Data for this exercise
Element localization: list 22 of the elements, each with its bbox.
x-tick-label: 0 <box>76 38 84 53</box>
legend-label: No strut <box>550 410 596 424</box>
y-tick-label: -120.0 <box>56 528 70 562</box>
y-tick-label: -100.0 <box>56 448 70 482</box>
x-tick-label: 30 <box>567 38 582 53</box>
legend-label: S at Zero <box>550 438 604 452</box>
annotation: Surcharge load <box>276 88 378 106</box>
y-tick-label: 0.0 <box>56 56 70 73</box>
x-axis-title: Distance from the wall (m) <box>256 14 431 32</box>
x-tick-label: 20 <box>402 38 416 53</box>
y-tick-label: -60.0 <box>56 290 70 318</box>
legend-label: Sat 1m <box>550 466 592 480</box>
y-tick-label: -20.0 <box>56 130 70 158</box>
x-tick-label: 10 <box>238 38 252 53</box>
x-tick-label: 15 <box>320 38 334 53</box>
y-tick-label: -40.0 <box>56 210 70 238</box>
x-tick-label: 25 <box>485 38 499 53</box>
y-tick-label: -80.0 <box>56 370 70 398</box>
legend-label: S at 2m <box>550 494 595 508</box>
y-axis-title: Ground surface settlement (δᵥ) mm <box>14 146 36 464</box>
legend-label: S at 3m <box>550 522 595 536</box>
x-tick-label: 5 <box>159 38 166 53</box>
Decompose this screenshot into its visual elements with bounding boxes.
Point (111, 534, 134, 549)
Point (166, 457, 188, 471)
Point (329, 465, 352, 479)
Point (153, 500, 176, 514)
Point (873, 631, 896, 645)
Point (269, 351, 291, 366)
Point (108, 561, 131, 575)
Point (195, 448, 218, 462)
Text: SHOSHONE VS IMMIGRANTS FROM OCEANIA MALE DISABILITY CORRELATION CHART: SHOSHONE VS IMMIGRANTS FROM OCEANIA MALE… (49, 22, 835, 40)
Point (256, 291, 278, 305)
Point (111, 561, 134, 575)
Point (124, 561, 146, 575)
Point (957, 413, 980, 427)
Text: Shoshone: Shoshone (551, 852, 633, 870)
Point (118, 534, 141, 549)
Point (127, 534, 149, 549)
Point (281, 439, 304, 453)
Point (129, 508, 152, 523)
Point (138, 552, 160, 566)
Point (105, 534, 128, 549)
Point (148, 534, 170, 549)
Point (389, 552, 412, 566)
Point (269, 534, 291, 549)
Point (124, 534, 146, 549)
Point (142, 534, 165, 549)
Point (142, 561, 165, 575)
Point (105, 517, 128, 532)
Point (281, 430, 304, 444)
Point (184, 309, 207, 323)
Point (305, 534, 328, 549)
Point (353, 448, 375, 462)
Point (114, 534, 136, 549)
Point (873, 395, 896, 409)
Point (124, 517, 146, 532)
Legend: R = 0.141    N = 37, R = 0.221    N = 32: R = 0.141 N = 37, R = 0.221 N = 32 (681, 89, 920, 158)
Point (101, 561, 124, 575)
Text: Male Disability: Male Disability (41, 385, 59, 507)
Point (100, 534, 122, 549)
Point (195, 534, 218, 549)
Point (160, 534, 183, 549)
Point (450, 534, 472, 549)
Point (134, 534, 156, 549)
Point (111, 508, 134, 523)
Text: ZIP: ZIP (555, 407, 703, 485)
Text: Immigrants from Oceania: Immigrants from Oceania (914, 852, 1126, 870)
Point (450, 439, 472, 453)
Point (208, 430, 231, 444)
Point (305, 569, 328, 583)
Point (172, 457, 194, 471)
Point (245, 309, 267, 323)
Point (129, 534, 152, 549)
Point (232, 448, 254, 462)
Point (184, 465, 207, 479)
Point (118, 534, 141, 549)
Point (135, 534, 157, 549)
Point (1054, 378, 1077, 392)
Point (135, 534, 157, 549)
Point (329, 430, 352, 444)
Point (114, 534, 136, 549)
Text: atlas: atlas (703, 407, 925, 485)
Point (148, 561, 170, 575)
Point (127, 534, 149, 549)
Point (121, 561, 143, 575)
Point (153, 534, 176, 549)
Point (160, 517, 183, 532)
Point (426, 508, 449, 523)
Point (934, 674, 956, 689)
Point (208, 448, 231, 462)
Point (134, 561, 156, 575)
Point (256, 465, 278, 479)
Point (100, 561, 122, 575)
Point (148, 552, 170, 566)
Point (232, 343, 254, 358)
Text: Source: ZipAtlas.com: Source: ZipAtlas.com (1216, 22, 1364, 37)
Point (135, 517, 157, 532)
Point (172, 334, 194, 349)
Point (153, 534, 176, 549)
==
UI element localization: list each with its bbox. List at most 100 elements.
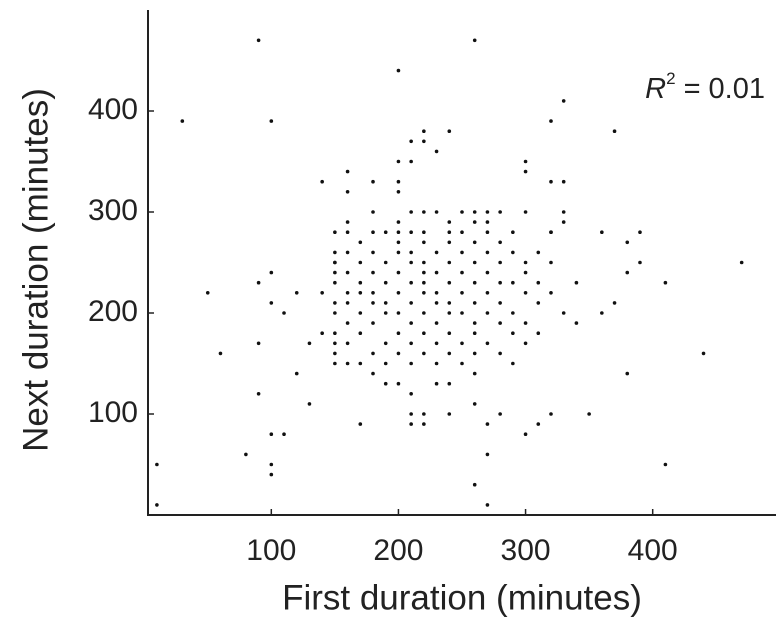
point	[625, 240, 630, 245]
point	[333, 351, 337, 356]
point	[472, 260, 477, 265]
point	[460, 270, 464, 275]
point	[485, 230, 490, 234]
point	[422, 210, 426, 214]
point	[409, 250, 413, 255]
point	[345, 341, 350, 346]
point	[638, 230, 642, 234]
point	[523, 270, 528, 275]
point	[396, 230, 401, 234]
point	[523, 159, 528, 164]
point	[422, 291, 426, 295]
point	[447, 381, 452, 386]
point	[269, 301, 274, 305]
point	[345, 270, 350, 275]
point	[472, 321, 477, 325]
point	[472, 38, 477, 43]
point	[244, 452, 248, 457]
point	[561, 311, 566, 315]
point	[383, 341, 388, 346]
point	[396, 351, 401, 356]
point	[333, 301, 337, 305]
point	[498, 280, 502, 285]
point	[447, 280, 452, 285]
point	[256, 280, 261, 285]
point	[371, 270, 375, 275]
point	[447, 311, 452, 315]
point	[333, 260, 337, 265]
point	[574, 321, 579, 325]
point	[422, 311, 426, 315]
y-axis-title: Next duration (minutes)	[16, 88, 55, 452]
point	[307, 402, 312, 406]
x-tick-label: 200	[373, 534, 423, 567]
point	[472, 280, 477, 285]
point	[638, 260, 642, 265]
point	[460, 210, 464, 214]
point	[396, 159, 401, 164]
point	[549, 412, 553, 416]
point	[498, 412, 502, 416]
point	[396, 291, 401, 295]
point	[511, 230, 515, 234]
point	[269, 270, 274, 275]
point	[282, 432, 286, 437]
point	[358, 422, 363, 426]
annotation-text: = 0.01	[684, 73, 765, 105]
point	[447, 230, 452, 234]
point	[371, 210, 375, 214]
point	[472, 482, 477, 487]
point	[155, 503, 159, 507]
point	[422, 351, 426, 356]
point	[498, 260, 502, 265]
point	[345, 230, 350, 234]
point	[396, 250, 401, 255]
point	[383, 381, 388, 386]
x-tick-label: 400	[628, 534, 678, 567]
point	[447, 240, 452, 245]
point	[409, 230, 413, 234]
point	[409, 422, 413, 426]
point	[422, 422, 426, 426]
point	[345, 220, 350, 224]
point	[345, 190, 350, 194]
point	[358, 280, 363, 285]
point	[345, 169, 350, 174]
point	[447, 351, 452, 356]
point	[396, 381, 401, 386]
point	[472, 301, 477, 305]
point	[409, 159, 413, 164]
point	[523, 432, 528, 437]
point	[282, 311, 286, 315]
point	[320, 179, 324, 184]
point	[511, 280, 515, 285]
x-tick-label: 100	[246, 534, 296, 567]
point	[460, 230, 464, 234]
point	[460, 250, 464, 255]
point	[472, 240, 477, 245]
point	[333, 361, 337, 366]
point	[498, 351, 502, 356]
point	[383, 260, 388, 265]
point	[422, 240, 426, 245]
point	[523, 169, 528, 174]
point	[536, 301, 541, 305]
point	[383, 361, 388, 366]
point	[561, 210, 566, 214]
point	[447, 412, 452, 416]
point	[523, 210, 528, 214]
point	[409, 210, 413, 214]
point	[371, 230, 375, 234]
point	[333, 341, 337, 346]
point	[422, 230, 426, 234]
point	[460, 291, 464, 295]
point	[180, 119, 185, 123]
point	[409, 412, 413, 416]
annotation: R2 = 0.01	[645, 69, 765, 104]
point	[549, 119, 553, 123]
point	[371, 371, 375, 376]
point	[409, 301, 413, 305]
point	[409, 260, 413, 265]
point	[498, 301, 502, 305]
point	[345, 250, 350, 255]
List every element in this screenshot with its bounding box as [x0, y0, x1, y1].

Instruction
In the listing above, copy out the lines exactly, starting at the line that contains "Element localization: list 22" and ending at the line that contains "y-axis-title: Ground surface".

Answer
Element localization: list 22 of the elements, each with its bbox.
x-tick-label: 0 <box>76 38 84 53</box>
legend-label: No strut <box>550 410 596 424</box>
y-tick-label: -120.0 <box>56 528 70 562</box>
y-tick-label: -100.0 <box>56 448 70 482</box>
x-tick-label: 30 <box>567 38 582 53</box>
legend-label: S at Zero <box>550 438 604 452</box>
annotation: Surcharge load <box>276 88 378 106</box>
y-tick-label: 0.0 <box>56 56 70 73</box>
x-axis-title: Distance from the wall (m) <box>256 14 431 32</box>
x-tick-label: 20 <box>402 38 416 53</box>
y-tick-label: -60.0 <box>56 290 70 318</box>
legend-label: Sat 1m <box>550 466 592 480</box>
y-tick-label: -20.0 <box>56 130 70 158</box>
x-tick-label: 10 <box>238 38 252 53</box>
x-tick-label: 15 <box>320 38 334 53</box>
y-tick-label: -40.0 <box>56 210 70 238</box>
x-tick-label: 25 <box>485 38 499 53</box>
y-tick-label: -80.0 <box>56 370 70 398</box>
legend-label: S at 2m <box>550 494 595 508</box>
y-axis-title: Ground surface settlement (δᵥ) mm <box>14 146 36 464</box>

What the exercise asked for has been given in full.